_Prompt:_
Copy out lines with the word "Shape" from the material that follows.

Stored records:
━━━━━━━━━━━━━━━━━━━━━━━━━━━━━━

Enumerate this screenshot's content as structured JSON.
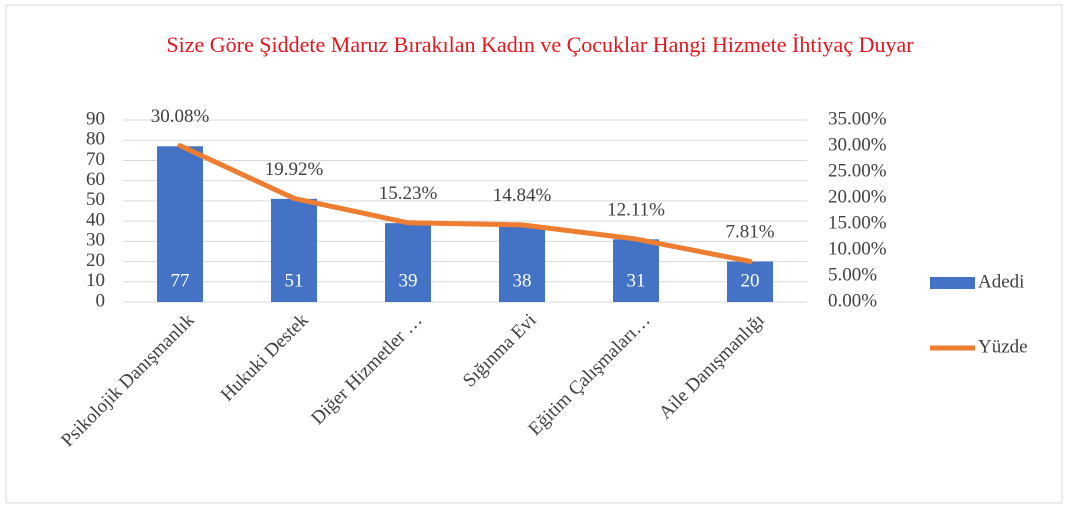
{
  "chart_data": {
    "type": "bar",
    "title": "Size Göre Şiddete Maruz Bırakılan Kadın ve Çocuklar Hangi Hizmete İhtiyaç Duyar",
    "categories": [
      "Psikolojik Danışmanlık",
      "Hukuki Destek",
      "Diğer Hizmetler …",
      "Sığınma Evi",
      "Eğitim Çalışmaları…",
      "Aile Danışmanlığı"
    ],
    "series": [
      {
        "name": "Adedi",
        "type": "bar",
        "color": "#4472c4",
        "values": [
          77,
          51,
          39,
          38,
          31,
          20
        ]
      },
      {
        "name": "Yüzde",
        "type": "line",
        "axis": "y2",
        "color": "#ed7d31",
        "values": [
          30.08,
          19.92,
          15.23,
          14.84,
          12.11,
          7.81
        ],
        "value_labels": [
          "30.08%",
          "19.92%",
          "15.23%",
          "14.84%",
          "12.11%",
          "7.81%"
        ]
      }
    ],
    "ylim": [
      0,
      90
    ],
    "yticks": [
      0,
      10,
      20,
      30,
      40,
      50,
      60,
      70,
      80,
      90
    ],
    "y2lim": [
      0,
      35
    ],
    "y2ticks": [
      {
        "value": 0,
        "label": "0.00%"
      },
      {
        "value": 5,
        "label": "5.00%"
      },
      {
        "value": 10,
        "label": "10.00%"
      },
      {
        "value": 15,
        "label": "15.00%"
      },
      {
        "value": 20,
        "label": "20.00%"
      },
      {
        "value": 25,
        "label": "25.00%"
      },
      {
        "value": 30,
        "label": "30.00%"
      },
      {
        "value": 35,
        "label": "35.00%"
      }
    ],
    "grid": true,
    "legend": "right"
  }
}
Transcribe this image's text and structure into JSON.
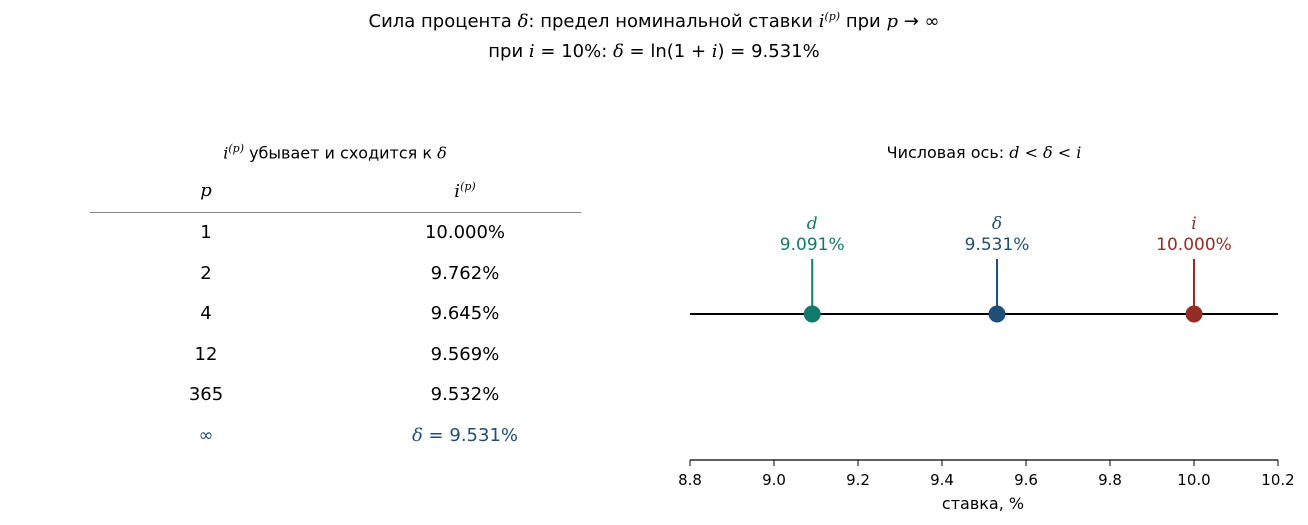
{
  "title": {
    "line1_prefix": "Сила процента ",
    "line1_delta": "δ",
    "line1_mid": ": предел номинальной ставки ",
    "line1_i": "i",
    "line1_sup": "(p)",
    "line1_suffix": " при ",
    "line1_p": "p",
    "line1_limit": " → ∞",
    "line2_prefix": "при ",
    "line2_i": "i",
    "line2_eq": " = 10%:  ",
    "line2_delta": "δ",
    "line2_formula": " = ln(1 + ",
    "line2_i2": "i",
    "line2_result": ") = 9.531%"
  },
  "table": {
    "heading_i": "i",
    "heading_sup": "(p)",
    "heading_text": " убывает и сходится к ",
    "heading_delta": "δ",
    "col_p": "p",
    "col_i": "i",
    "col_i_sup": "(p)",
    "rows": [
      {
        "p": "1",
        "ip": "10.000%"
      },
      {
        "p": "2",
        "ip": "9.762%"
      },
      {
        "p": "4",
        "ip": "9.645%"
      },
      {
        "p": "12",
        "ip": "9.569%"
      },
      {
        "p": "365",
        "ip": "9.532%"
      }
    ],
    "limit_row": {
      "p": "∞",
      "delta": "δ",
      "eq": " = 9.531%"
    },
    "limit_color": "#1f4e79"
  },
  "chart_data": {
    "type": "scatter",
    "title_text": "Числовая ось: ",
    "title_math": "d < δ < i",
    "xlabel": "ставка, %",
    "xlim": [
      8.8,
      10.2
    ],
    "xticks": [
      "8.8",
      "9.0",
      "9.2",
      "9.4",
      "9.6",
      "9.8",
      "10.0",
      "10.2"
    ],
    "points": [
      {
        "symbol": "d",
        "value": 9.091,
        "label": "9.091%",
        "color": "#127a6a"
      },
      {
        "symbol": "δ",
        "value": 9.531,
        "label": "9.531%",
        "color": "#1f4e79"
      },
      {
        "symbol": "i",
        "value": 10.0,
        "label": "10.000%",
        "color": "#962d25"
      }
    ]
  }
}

━━━━━━━━━━━━━━━━━━━━━━━━━━━━━━

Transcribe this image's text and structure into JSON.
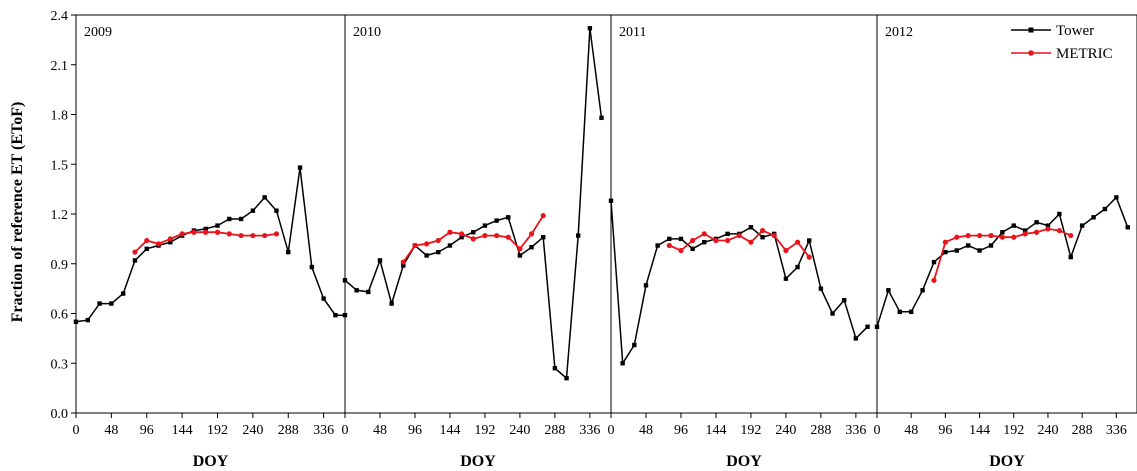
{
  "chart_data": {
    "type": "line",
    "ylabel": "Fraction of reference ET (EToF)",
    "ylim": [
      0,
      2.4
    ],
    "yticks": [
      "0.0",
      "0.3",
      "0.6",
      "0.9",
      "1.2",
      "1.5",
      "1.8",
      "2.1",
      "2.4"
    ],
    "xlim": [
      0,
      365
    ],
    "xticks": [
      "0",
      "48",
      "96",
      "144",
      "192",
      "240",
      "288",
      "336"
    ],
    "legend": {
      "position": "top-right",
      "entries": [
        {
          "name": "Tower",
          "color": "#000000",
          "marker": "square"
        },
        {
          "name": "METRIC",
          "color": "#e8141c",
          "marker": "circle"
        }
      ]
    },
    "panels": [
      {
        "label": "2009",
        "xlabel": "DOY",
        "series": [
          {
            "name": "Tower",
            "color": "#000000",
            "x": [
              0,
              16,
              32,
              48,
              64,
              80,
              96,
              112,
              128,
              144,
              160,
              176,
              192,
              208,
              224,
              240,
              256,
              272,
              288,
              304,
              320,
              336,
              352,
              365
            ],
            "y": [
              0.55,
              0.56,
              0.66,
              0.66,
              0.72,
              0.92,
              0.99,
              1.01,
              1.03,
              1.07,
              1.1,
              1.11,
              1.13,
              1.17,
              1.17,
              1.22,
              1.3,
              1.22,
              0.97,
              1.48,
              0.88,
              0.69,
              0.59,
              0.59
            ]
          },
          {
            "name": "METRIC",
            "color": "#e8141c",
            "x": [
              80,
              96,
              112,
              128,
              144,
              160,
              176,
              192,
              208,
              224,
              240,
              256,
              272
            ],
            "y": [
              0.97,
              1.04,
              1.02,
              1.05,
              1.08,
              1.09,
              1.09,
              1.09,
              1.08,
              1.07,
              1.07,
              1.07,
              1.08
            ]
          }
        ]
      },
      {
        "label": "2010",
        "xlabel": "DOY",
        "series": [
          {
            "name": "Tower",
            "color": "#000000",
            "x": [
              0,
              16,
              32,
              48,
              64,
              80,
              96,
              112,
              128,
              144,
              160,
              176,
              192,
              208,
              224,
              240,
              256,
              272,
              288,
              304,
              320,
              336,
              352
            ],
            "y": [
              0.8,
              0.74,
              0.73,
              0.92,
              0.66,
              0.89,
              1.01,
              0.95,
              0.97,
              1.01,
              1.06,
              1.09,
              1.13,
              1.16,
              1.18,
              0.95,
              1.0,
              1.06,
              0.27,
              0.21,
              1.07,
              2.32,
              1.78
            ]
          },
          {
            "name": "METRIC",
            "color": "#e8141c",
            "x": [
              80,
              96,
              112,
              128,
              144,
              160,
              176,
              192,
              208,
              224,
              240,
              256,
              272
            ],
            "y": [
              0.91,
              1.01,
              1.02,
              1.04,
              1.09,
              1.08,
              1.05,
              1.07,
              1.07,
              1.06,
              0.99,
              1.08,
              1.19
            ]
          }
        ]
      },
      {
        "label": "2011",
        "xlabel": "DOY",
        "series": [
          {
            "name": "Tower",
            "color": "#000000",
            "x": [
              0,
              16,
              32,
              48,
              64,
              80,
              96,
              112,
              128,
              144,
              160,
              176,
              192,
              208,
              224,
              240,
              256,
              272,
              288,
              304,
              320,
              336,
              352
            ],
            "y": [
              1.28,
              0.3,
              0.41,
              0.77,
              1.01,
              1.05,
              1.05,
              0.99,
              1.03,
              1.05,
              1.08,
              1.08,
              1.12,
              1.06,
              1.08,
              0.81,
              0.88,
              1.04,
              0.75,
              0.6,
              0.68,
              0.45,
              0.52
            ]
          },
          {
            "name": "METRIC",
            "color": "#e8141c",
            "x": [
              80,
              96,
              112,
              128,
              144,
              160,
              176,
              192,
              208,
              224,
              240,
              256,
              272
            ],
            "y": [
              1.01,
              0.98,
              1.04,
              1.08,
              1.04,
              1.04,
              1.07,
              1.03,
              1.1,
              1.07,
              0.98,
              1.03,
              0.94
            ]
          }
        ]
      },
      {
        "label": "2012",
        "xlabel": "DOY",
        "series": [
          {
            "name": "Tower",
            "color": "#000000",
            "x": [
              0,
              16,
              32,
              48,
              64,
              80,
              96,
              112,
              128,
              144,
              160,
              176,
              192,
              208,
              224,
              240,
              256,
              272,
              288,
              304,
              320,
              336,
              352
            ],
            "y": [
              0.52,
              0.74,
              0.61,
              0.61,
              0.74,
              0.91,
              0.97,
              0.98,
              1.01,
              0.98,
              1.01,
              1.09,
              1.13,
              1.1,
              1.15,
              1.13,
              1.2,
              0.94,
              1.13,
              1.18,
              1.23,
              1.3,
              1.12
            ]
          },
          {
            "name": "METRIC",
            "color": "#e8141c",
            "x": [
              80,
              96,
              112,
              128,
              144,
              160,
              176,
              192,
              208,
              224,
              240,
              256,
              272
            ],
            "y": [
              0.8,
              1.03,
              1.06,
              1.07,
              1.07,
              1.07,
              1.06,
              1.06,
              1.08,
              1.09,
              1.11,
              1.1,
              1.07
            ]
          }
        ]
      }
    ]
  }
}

━━━━━━━━━━━━━━━━━━━━━━━━━━━━━━

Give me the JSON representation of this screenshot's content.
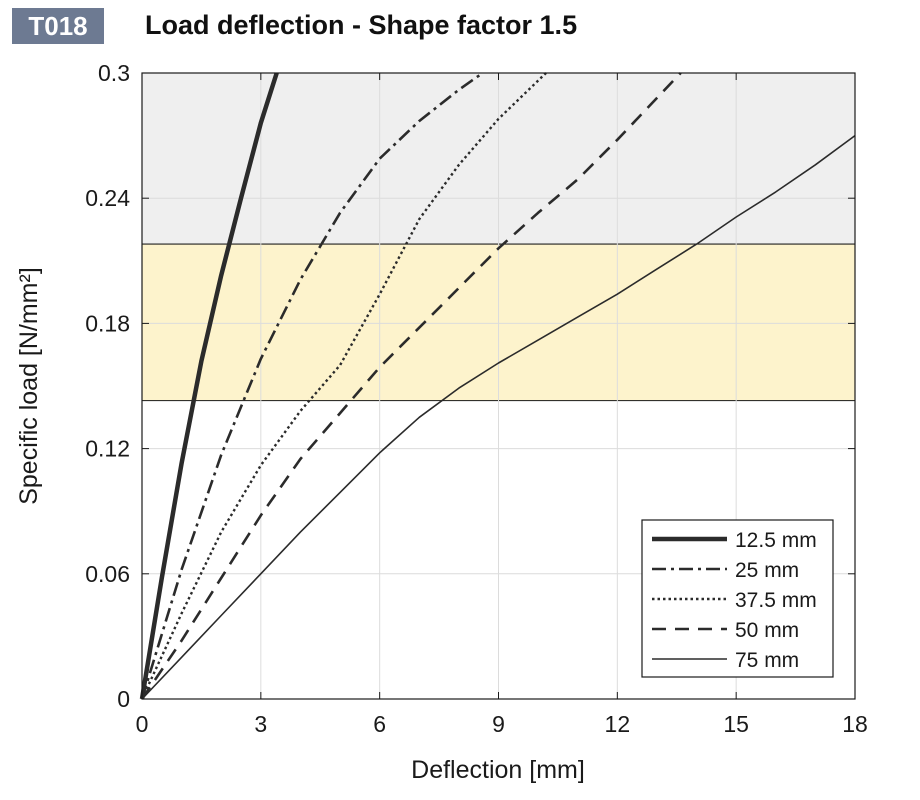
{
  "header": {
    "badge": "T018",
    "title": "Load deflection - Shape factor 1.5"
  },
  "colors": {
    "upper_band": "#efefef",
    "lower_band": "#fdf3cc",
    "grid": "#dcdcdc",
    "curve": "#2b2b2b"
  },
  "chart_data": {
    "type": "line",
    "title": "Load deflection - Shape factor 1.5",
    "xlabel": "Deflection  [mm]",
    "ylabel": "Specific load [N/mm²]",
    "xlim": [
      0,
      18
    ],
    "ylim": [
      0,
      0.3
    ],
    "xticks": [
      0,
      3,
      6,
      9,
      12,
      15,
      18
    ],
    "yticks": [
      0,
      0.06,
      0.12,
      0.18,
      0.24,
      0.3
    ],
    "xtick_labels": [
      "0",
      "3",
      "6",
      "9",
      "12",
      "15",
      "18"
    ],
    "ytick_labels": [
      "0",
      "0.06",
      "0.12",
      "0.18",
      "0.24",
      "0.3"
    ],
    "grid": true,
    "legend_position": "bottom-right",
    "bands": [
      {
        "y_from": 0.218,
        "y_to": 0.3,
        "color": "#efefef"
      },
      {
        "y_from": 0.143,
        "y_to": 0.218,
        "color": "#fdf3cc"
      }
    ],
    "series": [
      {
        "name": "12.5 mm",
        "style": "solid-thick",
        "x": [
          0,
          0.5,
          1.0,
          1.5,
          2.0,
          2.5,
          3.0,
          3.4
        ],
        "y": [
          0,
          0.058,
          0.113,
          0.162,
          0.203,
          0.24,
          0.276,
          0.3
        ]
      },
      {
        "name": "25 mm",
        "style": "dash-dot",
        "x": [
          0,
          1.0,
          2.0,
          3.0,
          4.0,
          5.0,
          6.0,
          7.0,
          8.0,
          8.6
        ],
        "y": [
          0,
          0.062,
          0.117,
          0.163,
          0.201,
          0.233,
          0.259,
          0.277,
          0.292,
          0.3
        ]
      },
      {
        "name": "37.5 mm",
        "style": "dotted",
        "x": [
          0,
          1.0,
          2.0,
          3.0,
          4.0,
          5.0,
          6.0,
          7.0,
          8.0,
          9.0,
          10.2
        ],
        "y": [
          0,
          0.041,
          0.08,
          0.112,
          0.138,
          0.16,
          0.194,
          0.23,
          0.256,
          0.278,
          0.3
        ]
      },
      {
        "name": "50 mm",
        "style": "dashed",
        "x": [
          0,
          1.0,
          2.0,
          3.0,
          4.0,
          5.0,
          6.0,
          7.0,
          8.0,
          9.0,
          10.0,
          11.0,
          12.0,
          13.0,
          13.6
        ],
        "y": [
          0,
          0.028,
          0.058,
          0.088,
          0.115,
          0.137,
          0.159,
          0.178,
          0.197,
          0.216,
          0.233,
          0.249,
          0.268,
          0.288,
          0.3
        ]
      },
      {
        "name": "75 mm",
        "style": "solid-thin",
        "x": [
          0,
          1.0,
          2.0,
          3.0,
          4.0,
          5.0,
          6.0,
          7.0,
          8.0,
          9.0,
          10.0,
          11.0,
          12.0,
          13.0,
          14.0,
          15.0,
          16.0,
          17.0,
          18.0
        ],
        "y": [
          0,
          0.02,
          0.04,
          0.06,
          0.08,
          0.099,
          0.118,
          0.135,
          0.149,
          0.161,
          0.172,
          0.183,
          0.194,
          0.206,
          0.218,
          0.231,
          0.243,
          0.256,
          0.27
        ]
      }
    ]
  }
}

━━━━━━━━━━━━━━━━━━━━━━━━━━━━━━

_Task response:_
    "title": "Load deflection - Shape factor 1.5"
    "title": "Load deflection - Shape factor 1.5",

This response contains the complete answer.